— Start Task data —
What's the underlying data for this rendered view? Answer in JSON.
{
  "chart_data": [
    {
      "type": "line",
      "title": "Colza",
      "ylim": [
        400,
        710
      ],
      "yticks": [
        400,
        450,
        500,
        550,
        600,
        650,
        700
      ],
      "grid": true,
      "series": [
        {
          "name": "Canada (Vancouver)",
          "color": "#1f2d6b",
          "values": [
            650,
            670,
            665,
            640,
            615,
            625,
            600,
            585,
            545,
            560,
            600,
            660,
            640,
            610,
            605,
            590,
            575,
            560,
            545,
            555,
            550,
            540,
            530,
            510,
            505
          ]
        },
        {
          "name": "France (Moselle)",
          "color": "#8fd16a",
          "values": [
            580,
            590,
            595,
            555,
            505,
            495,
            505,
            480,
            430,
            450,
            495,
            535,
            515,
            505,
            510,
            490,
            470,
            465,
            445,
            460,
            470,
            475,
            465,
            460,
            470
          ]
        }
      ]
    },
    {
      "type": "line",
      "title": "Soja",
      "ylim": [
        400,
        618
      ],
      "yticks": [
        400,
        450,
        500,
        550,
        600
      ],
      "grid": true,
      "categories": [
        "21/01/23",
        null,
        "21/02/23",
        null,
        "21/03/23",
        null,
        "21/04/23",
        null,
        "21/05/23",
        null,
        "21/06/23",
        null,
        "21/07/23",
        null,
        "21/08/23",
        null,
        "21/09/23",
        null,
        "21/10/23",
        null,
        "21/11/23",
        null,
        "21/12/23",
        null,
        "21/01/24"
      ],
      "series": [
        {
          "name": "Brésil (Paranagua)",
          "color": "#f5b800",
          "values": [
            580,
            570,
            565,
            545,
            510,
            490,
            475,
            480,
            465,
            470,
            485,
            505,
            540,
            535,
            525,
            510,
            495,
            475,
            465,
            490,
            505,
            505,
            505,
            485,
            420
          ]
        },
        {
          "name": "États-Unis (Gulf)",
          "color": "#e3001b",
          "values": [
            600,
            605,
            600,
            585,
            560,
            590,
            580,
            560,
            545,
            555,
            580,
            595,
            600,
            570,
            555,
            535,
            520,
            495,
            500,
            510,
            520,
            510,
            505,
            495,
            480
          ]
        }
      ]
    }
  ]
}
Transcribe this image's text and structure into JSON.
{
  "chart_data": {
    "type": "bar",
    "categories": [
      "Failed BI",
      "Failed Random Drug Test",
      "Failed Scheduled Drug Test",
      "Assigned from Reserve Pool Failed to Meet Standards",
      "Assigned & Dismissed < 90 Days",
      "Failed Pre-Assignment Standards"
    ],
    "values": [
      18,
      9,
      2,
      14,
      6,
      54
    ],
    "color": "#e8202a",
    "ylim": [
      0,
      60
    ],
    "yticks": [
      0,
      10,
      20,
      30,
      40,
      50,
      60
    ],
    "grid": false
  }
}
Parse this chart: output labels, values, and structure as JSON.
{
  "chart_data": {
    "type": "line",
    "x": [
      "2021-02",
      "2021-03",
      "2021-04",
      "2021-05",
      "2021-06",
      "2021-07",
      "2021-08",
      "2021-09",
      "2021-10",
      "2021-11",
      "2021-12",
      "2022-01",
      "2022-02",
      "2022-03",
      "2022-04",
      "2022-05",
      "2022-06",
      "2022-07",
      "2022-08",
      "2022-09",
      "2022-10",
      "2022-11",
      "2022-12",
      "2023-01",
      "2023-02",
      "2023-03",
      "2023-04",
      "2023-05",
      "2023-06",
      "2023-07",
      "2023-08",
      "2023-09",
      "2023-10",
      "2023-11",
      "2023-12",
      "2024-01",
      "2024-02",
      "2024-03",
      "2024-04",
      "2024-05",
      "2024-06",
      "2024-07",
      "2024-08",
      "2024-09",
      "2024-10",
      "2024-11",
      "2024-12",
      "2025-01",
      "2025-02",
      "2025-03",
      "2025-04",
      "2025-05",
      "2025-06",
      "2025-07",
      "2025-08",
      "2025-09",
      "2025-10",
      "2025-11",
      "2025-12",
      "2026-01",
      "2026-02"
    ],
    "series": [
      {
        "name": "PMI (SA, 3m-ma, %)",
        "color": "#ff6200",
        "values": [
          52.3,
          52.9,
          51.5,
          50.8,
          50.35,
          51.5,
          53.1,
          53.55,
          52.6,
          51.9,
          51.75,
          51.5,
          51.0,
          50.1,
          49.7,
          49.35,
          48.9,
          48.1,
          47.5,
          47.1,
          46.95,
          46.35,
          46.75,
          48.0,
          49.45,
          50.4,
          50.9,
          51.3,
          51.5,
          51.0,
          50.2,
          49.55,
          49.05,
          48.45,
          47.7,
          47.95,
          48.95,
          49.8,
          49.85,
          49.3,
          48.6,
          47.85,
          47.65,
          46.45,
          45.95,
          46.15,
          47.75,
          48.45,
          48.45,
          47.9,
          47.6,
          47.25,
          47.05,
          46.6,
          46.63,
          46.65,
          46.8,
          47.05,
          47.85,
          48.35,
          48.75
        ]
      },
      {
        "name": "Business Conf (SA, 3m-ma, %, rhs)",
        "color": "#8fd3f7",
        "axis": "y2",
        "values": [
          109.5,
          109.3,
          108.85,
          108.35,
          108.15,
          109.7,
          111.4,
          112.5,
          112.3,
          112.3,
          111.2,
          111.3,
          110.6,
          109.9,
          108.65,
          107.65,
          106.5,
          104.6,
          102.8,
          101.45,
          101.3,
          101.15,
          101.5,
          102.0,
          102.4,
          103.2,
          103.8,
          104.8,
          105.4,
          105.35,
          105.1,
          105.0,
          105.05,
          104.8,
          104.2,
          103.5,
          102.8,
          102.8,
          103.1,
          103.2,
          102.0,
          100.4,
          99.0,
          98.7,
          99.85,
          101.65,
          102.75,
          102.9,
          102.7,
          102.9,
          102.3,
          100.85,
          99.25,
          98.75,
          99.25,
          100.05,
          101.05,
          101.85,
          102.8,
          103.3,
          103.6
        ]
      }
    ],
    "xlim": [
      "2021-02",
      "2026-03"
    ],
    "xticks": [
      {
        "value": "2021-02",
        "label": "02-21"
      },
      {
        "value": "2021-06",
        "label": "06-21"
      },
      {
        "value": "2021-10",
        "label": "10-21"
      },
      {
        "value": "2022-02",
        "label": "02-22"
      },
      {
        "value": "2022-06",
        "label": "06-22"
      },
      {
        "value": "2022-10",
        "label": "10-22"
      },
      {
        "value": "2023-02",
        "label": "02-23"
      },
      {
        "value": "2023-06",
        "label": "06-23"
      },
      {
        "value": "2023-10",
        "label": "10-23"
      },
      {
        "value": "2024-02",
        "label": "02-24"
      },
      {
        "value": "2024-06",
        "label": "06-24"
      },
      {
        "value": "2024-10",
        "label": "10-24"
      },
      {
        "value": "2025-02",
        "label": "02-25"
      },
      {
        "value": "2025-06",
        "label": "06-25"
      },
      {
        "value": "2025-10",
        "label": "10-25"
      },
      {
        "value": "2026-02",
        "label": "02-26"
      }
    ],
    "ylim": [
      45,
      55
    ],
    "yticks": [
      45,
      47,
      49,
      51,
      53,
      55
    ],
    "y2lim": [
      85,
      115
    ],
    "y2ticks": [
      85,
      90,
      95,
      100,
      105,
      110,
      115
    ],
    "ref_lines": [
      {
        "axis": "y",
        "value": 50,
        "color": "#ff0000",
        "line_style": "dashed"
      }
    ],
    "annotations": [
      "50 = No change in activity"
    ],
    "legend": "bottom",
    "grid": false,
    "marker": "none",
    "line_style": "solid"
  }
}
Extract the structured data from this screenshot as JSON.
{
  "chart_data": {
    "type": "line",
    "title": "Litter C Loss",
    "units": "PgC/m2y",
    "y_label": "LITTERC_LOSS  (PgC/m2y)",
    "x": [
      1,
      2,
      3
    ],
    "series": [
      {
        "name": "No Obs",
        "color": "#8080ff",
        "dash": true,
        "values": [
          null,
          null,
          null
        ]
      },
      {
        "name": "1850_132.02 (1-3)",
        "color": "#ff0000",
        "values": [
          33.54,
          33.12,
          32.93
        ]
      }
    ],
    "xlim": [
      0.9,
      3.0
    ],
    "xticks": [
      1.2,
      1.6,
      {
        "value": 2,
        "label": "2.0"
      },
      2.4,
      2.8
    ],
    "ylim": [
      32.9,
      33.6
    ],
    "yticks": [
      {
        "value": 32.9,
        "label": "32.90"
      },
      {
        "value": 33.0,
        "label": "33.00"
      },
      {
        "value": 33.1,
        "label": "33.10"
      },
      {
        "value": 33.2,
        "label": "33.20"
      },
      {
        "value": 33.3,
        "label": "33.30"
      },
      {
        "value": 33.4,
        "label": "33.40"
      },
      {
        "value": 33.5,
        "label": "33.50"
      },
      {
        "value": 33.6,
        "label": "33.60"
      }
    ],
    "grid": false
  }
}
— End Task data —
§ **Set exercise**
Look through the material and copy each line that has "JSON".

§ **Complete output**
What's the underlying data for this rendered view? Answer in JSON.
Transcribe this image's text and structure into JSON.
Parse this chart: output labels, values, and structure as JSON.
Extract the structured data from this screenshot as JSON.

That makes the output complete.